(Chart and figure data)
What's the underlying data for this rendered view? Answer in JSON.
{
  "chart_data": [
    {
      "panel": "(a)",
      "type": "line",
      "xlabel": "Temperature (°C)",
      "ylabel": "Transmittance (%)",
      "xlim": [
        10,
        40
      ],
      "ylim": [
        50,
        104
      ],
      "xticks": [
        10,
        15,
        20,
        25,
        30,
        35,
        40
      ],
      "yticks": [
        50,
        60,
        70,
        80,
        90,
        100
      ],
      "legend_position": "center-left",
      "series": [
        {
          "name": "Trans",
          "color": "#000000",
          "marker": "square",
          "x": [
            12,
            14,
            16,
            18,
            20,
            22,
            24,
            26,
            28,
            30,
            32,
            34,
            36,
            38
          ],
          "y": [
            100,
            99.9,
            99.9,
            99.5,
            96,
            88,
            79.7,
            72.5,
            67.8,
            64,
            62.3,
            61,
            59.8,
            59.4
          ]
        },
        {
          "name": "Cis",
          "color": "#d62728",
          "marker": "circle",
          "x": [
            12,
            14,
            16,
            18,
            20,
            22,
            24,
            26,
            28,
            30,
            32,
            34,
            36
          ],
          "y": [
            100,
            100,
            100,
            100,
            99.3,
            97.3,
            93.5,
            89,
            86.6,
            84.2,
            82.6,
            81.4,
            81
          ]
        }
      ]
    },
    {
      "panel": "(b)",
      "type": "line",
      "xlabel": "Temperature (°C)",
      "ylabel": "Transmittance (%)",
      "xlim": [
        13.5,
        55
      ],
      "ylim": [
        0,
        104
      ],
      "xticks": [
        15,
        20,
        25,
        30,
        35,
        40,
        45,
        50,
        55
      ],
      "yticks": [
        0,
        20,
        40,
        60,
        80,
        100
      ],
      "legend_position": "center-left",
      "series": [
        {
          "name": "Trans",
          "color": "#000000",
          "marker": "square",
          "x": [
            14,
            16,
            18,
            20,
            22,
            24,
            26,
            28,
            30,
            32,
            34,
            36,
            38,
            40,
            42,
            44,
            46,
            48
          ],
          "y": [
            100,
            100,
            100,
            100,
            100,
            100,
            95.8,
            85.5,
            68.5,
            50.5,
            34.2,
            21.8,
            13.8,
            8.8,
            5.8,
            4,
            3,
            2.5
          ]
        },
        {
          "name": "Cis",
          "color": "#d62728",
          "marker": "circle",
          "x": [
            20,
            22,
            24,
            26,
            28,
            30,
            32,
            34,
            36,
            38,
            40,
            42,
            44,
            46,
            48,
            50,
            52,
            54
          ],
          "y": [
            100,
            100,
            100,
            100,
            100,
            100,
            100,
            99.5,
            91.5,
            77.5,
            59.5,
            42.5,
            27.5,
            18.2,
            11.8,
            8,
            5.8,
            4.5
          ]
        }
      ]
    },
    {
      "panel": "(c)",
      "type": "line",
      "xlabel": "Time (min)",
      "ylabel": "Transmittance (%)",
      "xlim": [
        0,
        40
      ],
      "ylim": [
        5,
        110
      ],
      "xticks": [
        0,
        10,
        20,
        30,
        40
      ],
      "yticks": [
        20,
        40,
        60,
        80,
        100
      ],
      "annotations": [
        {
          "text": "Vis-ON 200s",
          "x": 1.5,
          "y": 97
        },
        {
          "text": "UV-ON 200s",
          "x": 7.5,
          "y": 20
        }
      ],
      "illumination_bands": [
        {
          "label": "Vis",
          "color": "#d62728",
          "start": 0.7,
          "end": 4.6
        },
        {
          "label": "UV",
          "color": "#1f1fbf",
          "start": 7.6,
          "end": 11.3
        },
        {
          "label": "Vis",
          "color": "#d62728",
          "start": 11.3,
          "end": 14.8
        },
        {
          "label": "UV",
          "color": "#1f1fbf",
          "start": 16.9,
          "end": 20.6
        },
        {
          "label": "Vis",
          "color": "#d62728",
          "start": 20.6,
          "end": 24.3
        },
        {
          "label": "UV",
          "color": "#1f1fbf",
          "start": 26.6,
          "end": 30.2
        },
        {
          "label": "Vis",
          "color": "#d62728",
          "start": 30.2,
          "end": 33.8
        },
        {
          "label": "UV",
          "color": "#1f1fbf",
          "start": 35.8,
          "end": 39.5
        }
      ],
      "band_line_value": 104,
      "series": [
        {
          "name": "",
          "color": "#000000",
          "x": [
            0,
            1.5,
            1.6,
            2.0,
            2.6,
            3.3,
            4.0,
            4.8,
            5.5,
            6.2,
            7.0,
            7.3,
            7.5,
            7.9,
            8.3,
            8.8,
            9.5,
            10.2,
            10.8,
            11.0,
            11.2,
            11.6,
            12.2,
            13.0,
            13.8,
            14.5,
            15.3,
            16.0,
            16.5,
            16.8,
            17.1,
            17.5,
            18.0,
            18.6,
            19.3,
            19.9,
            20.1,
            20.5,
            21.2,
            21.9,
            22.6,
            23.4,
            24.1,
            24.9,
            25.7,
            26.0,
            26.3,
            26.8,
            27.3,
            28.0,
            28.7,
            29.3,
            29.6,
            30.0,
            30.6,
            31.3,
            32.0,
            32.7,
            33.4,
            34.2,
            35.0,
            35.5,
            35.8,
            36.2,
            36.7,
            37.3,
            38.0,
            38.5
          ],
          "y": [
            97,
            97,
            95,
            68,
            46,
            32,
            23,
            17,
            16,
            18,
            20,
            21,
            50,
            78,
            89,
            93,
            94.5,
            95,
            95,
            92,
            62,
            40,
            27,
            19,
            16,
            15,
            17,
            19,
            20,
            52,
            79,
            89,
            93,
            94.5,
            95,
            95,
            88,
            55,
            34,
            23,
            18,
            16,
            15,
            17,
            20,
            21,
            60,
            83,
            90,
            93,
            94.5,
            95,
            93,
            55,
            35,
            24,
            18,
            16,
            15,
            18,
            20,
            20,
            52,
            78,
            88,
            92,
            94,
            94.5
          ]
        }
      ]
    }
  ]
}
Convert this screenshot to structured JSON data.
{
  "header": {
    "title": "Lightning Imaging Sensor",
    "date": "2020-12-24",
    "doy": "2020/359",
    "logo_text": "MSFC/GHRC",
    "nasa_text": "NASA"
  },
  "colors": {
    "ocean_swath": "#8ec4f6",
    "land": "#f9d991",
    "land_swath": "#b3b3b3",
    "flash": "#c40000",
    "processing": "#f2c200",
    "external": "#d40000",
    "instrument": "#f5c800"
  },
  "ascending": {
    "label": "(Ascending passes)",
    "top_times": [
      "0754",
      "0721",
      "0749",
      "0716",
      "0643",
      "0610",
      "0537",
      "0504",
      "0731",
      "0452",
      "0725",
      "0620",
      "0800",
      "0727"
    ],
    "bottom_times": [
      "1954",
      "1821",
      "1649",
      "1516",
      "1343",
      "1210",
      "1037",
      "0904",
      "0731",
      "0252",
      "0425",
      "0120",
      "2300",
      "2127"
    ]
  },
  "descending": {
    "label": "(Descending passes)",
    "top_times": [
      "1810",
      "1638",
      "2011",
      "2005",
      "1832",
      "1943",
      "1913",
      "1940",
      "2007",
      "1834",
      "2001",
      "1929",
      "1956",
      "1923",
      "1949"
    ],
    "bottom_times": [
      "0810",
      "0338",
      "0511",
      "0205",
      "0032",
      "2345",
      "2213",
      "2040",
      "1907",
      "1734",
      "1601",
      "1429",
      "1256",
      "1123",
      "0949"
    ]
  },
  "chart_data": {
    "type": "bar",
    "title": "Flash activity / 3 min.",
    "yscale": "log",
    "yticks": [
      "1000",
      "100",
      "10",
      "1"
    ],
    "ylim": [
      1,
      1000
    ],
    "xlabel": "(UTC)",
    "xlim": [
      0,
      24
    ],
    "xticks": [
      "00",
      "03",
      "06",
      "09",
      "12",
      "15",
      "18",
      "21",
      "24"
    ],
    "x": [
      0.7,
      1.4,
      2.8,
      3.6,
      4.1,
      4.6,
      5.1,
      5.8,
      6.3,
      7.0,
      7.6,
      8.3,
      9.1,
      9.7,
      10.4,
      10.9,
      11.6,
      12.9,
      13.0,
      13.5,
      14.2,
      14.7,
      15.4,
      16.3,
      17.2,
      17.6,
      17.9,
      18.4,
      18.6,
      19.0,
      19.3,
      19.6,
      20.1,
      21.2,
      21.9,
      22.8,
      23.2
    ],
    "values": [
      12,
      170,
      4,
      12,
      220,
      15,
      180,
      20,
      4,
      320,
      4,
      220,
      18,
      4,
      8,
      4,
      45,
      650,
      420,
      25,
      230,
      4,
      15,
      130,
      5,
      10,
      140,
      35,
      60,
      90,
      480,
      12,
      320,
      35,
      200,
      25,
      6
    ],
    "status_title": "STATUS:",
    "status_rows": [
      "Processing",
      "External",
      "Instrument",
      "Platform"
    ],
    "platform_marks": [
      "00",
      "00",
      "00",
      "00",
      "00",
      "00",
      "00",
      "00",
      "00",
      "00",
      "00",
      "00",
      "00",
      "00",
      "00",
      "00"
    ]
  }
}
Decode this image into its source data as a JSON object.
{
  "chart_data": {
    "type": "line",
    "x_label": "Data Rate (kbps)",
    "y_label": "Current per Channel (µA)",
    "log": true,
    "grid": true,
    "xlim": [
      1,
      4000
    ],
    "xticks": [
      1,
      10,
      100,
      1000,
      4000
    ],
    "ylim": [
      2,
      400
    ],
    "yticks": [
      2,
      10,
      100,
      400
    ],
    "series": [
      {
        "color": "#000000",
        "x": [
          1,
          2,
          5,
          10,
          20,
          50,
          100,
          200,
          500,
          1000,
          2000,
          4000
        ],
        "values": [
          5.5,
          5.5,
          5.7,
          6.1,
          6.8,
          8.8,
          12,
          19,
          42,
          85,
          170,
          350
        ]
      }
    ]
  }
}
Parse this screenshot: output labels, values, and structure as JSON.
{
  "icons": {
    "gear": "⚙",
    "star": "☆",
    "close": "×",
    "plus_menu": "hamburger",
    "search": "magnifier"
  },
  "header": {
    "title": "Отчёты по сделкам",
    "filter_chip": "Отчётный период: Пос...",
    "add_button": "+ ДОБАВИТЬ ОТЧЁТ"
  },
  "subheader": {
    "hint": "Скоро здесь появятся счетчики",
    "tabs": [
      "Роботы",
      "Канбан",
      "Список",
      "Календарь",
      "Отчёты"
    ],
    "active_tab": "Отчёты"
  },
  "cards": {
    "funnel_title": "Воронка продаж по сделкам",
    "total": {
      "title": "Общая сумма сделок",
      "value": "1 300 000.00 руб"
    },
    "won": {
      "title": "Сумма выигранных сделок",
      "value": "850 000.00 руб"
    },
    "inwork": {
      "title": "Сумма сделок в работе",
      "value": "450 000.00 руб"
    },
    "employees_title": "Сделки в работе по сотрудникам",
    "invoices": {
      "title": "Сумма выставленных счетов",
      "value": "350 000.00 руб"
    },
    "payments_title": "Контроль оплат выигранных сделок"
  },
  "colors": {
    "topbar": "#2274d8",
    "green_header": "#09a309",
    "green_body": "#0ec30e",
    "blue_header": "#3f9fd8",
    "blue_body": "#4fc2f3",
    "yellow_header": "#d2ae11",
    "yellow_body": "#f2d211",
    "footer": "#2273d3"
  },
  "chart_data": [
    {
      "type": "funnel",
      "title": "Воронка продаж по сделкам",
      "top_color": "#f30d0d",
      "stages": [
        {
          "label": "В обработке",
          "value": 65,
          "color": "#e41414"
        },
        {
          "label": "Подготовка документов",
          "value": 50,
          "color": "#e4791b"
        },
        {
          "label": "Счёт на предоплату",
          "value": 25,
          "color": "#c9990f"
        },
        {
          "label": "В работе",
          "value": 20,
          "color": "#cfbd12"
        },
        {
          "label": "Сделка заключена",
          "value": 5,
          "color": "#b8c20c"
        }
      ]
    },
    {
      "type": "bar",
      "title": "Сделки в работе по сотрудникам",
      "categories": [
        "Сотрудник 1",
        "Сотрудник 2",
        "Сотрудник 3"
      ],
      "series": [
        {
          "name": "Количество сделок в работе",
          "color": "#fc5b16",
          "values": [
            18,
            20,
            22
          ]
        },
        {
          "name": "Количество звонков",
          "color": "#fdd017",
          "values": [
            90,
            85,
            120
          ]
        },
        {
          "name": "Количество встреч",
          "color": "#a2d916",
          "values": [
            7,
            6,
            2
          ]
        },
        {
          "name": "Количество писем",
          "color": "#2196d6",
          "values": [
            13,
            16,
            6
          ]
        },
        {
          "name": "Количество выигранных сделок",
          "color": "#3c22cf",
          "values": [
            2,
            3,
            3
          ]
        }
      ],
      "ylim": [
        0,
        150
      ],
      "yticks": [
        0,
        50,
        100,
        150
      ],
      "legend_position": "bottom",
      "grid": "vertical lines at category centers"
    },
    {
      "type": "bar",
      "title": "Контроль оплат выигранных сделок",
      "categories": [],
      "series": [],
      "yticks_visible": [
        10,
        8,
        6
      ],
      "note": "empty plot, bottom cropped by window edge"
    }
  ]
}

# Instructions for the task:
Where a line contains "продаж", copy that line.

# Solution to this task:
    "funnel_title": "Воронка продаж по сделкам",
      "title": "Воронка продаж по сделкам",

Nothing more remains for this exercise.